Transcribe every entry word for word, leaving out all images.

┌──

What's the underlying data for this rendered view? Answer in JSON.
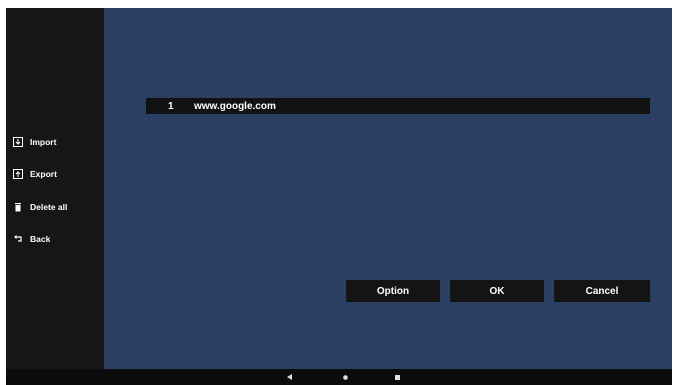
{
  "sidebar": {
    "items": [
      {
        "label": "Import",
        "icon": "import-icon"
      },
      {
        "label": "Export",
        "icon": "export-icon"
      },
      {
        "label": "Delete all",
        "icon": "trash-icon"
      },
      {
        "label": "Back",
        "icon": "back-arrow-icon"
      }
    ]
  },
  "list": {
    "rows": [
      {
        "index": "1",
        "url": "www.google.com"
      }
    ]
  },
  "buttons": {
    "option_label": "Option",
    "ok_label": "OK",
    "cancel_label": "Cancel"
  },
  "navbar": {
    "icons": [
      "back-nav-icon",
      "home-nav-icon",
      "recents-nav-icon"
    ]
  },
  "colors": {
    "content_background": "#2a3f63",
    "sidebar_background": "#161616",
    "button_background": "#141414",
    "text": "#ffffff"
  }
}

└──

• **Solution to the exercise**
What's the underlying data for this rendered view? Answer in JSON.
{
  "sidebar": {
    "items": [
      {
        "label": "Import",
        "icon": "import-icon"
      },
      {
        "label": "Export",
        "icon": "export-icon"
      },
      {
        "label": "Delete all",
        "icon": "trash-icon"
      },
      {
        "label": "Back",
        "icon": "back-arrow-icon"
      }
    ]
  },
  "list": {
    "rows": [
      {
        "index": "1",
        "url": "www.google.com"
      }
    ]
  },
  "buttons": {
    "option_label": "Option",
    "ok_label": "OK",
    "cancel_label": "Cancel"
  },
  "navbar": {
    "icons": [
      "back-nav-icon",
      "home-nav-icon",
      "recents-nav-icon"
    ]
  },
  "colors": {
    "content_background": "#2a3f63",
    "sidebar_background": "#161616",
    "button_background": "#141414",
    "text": "#ffffff"
  }
}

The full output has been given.